Il n’a fallu qu’une poignée de nouvelles – le recueil Fictions, paru en 1944 – pour faire de Jorge Luis Borges l’un des écrivains les plus influents du XXe siècle, mais aussi l’un des plus déroutants. Comme on l’a écrit à son sujet, Borges se mérite. Il a fait de la littérature un jeu, mais un jeu profond et implacable, puisqu’il se confond avec la réalité elle-même, dont il arpente les paradoxes. C’est pourquoi son œuvre est à la fois très intellectuelle et profondément ancrée dans les plis de l’expérience vécue, comme s’il y avait derrière celle-ci un mystère à percer et un secret à révéler, que seule la littérature serait en mesure d’assumer.

:: D'APRÈS LE TEXTE ::
1/ Répondez à ces questions sur le passage consacré à Borges :
(a) En quelle année le recueil Fictions a-t-il paru ?
(b) Qu'est-ce que Borges a fait de la littérature ?
(c) Avec quoi ce jeu se confond-il ?
2/ Ces affirmations concordent-elles avec le passage sur Borges ? Répondez par oui ou par non et citez les mots du texte qui tranchent.
(a) Fictions est un roman.
(b) L'œuvre de Borges est à la fois très intellectuelle et ancrée dans l'expérience vécue.
(c) Borges compte parmi les écrivains les plus influents du XIXe siècle.
3/ Reprenez le passage sur Borges à sa dernière phrase et poursuivez-le en quelques phrases.

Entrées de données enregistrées
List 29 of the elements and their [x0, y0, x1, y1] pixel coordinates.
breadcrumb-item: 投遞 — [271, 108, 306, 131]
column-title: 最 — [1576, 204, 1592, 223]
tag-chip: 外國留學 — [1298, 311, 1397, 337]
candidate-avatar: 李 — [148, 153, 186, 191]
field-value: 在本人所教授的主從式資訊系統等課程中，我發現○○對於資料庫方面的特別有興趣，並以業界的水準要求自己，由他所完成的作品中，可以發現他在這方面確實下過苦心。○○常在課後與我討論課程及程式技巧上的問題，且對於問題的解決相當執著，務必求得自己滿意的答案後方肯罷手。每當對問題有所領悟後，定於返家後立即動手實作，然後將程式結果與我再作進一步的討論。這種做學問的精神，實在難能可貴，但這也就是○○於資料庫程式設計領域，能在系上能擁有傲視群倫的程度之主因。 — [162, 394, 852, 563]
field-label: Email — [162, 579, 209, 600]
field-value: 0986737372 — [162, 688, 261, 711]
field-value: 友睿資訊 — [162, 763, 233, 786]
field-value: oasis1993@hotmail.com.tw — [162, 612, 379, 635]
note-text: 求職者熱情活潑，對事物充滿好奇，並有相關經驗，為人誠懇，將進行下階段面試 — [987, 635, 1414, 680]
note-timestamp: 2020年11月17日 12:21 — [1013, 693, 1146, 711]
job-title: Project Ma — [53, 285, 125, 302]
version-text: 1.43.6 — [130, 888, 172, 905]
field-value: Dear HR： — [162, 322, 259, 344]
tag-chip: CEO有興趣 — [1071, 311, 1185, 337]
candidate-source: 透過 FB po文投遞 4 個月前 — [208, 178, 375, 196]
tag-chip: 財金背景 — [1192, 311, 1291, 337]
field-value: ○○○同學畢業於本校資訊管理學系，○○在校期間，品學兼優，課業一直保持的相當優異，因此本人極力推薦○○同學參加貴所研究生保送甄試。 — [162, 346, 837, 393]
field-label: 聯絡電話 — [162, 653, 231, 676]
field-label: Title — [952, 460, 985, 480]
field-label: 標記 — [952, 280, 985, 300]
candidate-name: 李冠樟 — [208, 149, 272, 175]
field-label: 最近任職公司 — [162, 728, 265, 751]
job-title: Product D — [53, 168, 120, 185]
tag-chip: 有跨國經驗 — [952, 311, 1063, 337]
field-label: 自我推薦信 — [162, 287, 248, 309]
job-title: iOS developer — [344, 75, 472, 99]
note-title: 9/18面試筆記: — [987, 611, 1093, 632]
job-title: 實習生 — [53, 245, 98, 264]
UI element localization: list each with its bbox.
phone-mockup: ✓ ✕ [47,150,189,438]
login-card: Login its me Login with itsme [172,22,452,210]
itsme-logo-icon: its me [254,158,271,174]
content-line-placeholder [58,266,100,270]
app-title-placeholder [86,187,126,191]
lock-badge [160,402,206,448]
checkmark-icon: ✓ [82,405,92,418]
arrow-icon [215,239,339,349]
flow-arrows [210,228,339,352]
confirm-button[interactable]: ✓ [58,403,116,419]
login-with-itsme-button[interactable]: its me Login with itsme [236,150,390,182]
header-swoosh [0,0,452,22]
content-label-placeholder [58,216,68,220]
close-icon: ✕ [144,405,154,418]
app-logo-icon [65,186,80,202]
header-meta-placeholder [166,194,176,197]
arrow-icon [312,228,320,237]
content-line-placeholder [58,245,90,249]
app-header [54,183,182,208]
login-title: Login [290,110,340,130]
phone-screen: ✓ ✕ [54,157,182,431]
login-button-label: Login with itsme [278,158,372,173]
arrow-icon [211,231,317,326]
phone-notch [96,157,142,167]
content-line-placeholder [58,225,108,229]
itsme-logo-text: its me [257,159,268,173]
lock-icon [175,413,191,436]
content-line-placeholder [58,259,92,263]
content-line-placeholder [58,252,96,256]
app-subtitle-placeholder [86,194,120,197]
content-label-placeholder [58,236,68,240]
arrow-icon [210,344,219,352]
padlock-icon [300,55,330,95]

:: RÉPONSES AUX CONSIGNES ::
1/
(a) En 1944.
(b) Un jeu, « profond et implacable ».
(c) Avec la réalité elle-même.

2/
(a) Non : « une poignée de nouvelles – le recueil Fictions ».
(b) Oui : « son œuvre est à la fois très intellectuelle et profondément ancrée dans les plis de l’expérience vécue ».
(c) Non : « l’un des écrivains les plus influents du XXe siècle ».

3/
Cette quête, Borges l’a menée en parallèle dans ses fictions et dans ses essais critiques, estompant les frontières entre savoir et imaginaire. La culture universelle y apparaît comme une gigantesque mystification, mal posée sur les béances du comportement humain. Un peu égaré dans les éclats du bruyant XXe siècle, l’écrivain argentin reste au fond une énigme que le siècle précédent a laissée au nôtre. Et si le nœud se trouvait d’abord dans la vie de Borges, lui qui pensait que la biographie d’un écrivain ne se distingue pas de son œuvre? C’est le pari que relève Edward Bizub, grand spécialiste de Proust et de Beckett, dans un essai qui se présente comme une invitation au voyage à l’intérieur de l’univers borgésien, de Genève à Buenos Aires, et retour.